The exercise — Show every line of the records below that contains the word "name".
[begin Input data]
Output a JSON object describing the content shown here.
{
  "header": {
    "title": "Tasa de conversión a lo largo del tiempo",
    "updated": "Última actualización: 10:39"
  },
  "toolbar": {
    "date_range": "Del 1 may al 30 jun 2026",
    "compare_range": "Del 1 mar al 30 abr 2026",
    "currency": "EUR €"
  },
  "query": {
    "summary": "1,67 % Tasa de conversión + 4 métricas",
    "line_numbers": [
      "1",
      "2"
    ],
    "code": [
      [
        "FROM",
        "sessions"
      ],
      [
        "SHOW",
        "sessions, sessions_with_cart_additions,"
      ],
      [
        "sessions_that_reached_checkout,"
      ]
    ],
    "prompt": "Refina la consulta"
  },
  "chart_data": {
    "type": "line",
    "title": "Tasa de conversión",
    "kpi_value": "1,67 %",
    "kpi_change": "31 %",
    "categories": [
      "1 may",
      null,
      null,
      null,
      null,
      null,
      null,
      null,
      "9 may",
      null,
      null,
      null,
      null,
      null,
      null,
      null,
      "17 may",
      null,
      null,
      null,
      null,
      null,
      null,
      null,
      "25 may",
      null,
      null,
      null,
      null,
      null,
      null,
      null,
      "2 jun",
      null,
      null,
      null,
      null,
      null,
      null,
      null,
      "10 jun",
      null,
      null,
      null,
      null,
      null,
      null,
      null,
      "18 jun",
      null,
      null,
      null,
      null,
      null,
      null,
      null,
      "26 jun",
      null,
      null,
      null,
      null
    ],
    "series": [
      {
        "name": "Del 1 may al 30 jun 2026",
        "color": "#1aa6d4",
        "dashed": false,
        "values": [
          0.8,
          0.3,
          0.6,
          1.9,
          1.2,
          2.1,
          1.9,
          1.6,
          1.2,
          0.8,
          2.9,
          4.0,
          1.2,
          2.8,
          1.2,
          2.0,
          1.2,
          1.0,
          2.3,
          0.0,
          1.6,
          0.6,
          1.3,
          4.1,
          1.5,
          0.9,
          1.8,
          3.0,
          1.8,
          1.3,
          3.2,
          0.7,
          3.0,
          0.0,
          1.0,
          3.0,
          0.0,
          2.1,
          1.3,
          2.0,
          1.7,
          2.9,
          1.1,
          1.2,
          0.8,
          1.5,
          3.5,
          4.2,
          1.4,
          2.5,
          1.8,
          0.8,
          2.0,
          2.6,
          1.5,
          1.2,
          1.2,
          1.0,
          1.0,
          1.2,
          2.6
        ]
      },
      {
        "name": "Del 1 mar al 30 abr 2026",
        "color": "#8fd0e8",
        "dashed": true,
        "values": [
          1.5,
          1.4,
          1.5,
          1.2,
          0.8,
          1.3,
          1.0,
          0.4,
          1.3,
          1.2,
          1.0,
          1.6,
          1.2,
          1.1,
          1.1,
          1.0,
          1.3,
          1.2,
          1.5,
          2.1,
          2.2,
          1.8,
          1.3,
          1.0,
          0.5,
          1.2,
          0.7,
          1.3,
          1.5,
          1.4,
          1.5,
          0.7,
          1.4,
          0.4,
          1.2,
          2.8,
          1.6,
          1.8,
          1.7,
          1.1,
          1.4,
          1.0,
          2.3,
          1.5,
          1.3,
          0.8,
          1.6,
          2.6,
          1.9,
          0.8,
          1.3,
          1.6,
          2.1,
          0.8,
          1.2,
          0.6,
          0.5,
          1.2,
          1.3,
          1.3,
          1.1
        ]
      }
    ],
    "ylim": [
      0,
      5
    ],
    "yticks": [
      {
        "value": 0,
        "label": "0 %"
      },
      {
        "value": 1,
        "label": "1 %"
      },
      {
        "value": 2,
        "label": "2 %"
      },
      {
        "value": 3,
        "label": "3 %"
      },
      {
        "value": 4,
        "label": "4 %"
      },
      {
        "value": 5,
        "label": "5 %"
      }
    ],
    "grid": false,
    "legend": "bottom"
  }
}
[end Input data]
Result —
        "name": "Del 1 may al 30 jun 2026",
        "name": "Del 1 mar al 30 abr 2026",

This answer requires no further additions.